**PROVIDED DATA:**
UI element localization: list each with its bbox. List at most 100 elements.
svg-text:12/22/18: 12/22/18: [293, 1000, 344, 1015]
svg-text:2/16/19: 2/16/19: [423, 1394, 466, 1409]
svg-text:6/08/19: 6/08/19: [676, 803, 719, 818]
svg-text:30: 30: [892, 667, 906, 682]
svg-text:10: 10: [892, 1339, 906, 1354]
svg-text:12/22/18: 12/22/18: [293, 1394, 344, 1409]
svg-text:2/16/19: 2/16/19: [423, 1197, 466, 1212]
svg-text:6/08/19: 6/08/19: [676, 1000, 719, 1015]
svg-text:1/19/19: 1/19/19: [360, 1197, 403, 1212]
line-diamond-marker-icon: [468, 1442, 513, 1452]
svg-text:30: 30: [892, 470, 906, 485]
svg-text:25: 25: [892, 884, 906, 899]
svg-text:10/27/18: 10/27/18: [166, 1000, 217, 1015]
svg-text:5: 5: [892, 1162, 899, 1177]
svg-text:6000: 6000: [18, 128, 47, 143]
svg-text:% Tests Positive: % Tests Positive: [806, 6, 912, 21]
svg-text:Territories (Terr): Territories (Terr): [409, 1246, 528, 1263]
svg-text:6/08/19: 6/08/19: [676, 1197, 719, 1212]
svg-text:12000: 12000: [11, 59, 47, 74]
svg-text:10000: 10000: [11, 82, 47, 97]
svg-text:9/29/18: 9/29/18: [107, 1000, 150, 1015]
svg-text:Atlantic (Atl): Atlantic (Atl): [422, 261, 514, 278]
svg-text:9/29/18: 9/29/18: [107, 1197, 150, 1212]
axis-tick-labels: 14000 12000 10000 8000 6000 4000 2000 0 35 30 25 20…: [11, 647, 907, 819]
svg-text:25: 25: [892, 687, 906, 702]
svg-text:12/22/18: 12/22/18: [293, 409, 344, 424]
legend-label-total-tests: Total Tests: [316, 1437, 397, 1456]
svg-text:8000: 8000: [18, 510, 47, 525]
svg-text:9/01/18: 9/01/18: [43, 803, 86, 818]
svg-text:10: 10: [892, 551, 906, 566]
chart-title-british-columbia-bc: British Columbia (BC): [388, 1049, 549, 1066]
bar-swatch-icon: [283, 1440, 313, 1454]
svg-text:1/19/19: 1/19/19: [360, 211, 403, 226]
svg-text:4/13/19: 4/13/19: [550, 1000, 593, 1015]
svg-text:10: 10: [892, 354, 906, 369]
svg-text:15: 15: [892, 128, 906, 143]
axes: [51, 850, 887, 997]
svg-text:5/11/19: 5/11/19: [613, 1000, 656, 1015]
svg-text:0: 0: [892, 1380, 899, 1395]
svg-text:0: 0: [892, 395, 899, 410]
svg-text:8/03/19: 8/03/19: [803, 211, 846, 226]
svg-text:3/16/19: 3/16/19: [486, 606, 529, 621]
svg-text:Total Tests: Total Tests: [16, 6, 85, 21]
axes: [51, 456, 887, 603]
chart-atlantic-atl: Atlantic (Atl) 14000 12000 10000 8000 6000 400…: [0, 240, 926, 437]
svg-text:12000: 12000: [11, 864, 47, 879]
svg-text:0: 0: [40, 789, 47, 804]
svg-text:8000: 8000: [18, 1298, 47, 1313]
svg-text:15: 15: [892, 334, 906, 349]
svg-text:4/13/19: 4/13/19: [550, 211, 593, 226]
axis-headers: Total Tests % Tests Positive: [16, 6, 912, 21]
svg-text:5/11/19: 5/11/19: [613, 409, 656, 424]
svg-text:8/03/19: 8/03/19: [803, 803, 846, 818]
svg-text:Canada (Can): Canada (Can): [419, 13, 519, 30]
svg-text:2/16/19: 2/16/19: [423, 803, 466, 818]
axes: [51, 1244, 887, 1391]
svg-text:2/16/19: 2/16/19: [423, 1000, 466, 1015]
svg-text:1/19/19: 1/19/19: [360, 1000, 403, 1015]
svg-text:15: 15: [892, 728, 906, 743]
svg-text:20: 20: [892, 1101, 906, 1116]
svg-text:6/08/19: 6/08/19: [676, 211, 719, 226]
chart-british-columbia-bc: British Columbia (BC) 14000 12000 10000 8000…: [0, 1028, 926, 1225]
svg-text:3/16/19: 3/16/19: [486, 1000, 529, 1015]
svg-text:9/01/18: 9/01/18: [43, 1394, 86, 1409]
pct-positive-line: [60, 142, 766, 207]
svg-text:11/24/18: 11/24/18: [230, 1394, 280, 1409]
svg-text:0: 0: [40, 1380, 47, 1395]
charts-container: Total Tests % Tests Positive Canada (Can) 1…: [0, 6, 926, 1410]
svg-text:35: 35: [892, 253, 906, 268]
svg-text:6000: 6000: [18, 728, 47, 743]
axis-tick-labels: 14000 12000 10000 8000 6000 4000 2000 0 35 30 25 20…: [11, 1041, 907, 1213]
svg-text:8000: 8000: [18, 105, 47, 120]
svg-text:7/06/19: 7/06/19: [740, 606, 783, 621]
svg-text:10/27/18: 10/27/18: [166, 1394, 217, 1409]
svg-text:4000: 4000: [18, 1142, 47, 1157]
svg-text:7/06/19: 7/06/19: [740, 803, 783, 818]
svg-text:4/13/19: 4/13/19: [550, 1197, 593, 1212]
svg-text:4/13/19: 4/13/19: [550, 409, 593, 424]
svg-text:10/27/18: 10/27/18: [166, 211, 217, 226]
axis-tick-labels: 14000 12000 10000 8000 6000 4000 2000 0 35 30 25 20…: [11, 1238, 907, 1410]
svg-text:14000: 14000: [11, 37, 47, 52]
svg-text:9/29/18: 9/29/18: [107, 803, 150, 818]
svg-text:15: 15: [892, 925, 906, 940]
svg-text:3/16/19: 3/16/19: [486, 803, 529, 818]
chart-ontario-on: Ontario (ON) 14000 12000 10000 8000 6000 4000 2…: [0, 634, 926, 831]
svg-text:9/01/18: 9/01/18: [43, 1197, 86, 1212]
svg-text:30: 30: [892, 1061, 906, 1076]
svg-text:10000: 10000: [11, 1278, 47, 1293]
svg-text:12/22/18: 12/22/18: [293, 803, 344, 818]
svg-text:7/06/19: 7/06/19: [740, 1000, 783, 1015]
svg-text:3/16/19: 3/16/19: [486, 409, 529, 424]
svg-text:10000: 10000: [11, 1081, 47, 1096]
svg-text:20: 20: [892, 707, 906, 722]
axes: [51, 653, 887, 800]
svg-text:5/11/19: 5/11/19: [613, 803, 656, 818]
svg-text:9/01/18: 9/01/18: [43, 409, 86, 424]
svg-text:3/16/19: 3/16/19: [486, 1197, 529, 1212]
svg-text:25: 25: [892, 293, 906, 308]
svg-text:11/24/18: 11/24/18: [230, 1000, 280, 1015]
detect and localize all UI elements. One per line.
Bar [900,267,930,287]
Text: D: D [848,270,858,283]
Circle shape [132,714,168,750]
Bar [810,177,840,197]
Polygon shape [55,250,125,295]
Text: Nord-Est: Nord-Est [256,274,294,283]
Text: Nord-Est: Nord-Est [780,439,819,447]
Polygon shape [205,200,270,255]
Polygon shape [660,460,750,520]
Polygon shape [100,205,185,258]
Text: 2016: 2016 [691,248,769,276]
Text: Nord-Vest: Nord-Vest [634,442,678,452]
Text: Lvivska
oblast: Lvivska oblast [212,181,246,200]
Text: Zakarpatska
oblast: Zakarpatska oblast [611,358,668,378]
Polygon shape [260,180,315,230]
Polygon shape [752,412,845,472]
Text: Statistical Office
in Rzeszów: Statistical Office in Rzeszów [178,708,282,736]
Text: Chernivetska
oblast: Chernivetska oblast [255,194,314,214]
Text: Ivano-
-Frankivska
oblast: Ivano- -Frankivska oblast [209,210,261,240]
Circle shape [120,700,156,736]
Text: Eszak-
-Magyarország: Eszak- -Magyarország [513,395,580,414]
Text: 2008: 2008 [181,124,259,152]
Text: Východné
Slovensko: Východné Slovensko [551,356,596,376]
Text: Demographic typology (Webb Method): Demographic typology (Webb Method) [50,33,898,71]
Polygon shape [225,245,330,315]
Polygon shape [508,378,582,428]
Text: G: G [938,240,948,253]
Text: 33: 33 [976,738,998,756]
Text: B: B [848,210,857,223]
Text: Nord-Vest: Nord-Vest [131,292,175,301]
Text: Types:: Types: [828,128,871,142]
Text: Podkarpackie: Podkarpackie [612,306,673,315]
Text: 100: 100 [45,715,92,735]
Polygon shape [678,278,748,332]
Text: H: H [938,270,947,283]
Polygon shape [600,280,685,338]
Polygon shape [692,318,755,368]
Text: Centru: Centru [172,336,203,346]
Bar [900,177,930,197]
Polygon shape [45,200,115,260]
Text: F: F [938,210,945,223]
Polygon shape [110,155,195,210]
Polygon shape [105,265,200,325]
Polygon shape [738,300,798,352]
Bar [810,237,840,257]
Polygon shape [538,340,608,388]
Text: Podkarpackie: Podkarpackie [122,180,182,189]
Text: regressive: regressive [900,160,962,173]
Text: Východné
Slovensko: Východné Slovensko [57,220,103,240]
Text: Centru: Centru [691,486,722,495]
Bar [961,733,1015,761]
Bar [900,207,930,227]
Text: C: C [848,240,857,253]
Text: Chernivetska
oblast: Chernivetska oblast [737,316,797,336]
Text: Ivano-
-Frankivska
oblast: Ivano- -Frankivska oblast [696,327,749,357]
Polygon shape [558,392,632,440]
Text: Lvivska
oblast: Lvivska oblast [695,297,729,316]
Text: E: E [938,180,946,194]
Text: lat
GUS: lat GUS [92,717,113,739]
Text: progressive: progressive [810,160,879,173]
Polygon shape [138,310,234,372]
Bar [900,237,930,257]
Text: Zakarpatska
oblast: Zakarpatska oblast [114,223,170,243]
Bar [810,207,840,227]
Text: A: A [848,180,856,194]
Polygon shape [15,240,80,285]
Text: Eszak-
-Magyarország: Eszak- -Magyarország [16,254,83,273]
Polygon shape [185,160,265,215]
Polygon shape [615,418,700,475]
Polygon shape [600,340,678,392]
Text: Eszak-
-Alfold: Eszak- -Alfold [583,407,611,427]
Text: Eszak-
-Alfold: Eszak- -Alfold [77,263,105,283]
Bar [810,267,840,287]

**WHAT THE TASK REQUIRES:** Please return, word for word, the entries starting at the first line and ending at the line that contains "svg-text:12/22/18: 12/22/18: [293, 1394, 344, 1409]", including both of those lines.

**EXERCISE ANSWER:**
UI element localization: list each with its bbox. List at most 100 elements.
svg-text:12/22/18: 12/22/18: [293, 1000, 344, 1015]
svg-text:2/16/19: 2/16/19: [423, 1394, 466, 1409]
svg-text:6/08/19: 6/08/19: [676, 803, 719, 818]
svg-text:30: 30: [892, 667, 906, 682]
svg-text:10: 10: [892, 1339, 906, 1354]
svg-text:12/22/18: 12/22/18: [293, 1394, 344, 1409]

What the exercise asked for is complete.